EXERCISE GOAL => Pull out every line below that contains the word "this".

[Data items]
============================================================
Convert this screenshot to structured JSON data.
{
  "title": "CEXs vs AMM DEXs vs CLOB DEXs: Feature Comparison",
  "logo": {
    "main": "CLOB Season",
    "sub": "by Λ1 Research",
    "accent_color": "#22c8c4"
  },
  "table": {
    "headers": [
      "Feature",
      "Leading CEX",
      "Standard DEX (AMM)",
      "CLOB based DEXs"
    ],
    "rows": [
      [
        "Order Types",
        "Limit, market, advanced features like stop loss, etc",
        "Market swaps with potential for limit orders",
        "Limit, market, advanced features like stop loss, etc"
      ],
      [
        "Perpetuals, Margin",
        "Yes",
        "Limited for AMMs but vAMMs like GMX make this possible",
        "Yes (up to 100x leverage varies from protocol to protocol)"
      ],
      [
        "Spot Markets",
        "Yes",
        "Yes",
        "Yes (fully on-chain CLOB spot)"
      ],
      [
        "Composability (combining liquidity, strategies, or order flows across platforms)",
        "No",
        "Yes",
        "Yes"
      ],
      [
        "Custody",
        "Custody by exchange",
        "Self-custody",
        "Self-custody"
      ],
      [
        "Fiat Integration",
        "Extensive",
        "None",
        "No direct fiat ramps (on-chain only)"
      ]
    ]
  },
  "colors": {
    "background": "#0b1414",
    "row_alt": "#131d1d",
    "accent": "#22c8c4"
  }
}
============================================================
RESULT OF THE EXERCISE =>
Convert this screenshot to structured JSON data.
        "Limited for AMMs but vAMMs like GMX make this possible",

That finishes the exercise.